>>

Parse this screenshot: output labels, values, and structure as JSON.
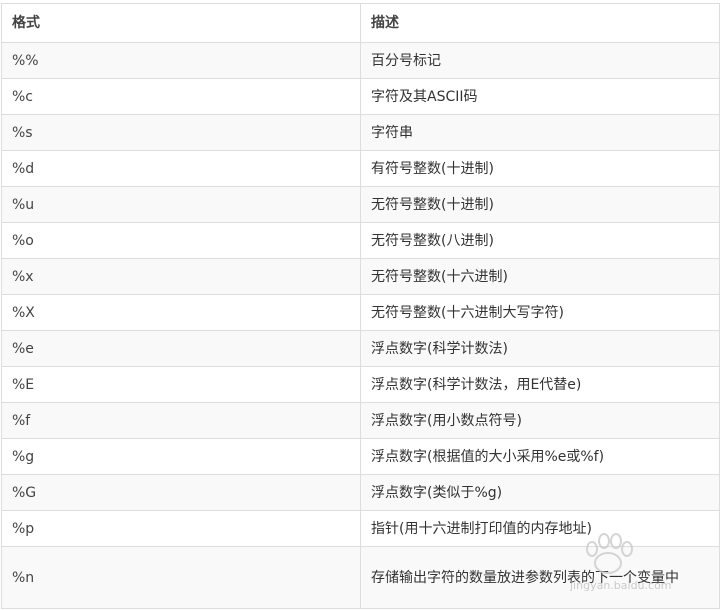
{
  "table": {
    "headers": [
      "格式",
      "描述"
    ],
    "rows": [
      {
        "format": "%%",
        "description": "百分号标记"
      },
      {
        "format": "%c",
        "description": "字符及其ASCII码"
      },
      {
        "format": "%s",
        "description": "字符串"
      },
      {
        "format": "%d",
        "description": "有符号整数(十进制)"
      },
      {
        "format": "%u",
        "description": "无符号整数(十进制)"
      },
      {
        "format": "%o",
        "description": "无符号整数(八进制)"
      },
      {
        "format": "%x",
        "description": "无符号整数(十六进制)"
      },
      {
        "format": "%X",
        "description": "无符号整数(十六进制大写字符)"
      },
      {
        "format": "%e",
        "description": "浮点数字(科学计数法)"
      },
      {
        "format": "%E",
        "description": "浮点数字(科学计数法，用E代替e)"
      },
      {
        "format": "%f",
        "description": "浮点数字(用小数点符号)"
      },
      {
        "format": "%g",
        "description": "浮点数字(根据值的大小采用%e或%f)"
      },
      {
        "format": "%G",
        "description": "浮点数字(类似于%g)"
      },
      {
        "format": "%p",
        "description": "指针(用十六进制打印值的内存地址)"
      },
      {
        "format": "%n",
        "description": "存储输出字符的数量放进参数列表的下一个变量中"
      }
    ]
  },
  "watermark": {
    "text": "jingyan.baidu.com"
  }
}
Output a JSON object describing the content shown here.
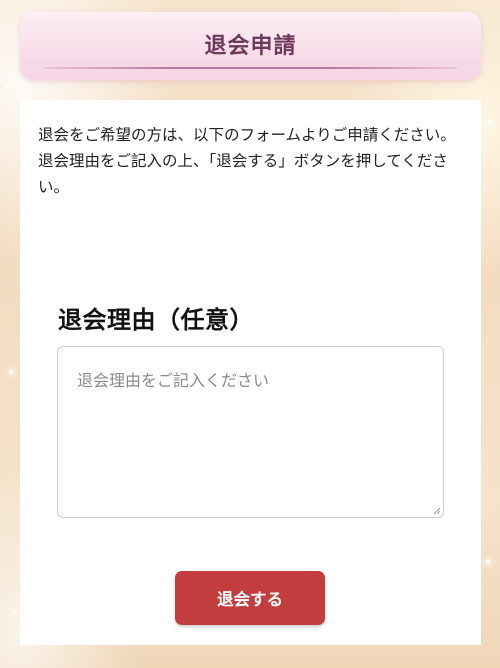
{
  "header": {
    "title": "退会申請"
  },
  "intro": {
    "text": "退会をご希望の方は、以下のフォームよりご申請ください。退会理由をご記入の上、「退会する」ボタンを押してください。"
  },
  "form": {
    "reason_label": "退会理由（任意）",
    "reason_placeholder": "退会理由をご記入ください",
    "reason_value": "",
    "submit_label": "退会する"
  },
  "colors": {
    "title_text": "#6e3a5c",
    "button_background": "#c23d3d",
    "header_background": "#f8dde9"
  }
}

<<

All entries are to be retyped exactly. Omit any embedded images.

Parse this screenshot: output labels, values, and structure as JSON.
{
  "table": {
    "headers": [
      "格式",
      "描述"
    ],
    "rows": [
      {
        "format": "%%",
        "description": "百分号标记"
      },
      {
        "format": "%c",
        "description": "字符及其ASCII码"
      },
      {
        "format": "%s",
        "description": "字符串"
      },
      {
        "format": "%d",
        "description": "有符号整数(十进制)"
      },
      {
        "format": "%u",
        "description": "无符号整数(十进制)"
      },
      {
        "format": "%o",
        "description": "无符号整数(八进制)"
      },
      {
        "format": "%x",
        "description": "无符号整数(十六进制)"
      },
      {
        "format": "%X",
        "description": "无符号整数(十六进制大写字符)"
      },
      {
        "format": "%e",
        "description": "浮点数字(科学计数法)"
      },
      {
        "format": "%E",
        "description": "浮点数字(科学计数法，用E代替e)"
      },
      {
        "format": "%f",
        "description": "浮点数字(用小数点符号)"
      },
      {
        "format": "%g",
        "description": "浮点数字(根据值的大小采用%e或%f)"
      },
      {
        "format": "%G",
        "description": "浮点数字(类似于%g)"
      },
      {
        "format": "%p",
        "description": "指针(用十六进制打印值的内存地址)"
      },
      {
        "format": "%n",
        "description": "存储输出字符的数量放进参数列表的下一个变量中"
      }
    ]
  },
  "watermark": {
    "text": "jingyan.baidu.com"
  }
}
Output a JSON object describing the content shown here.
{
  "header": {
    "title": "退会申請"
  },
  "intro": {
    "text": "退会をご希望の方は、以下のフォームよりご申請ください。退会理由をご記入の上、「退会する」ボタンを押してください。"
  },
  "form": {
    "reason_label": "退会理由（任意）",
    "reason_placeholder": "退会理由をご記入ください",
    "reason_value": "",
    "submit_label": "退会する"
  },
  "colors": {
    "title_text": "#6e3a5c",
    "button_background": "#c23d3d",
    "header_background": "#f8dde9"
  }
}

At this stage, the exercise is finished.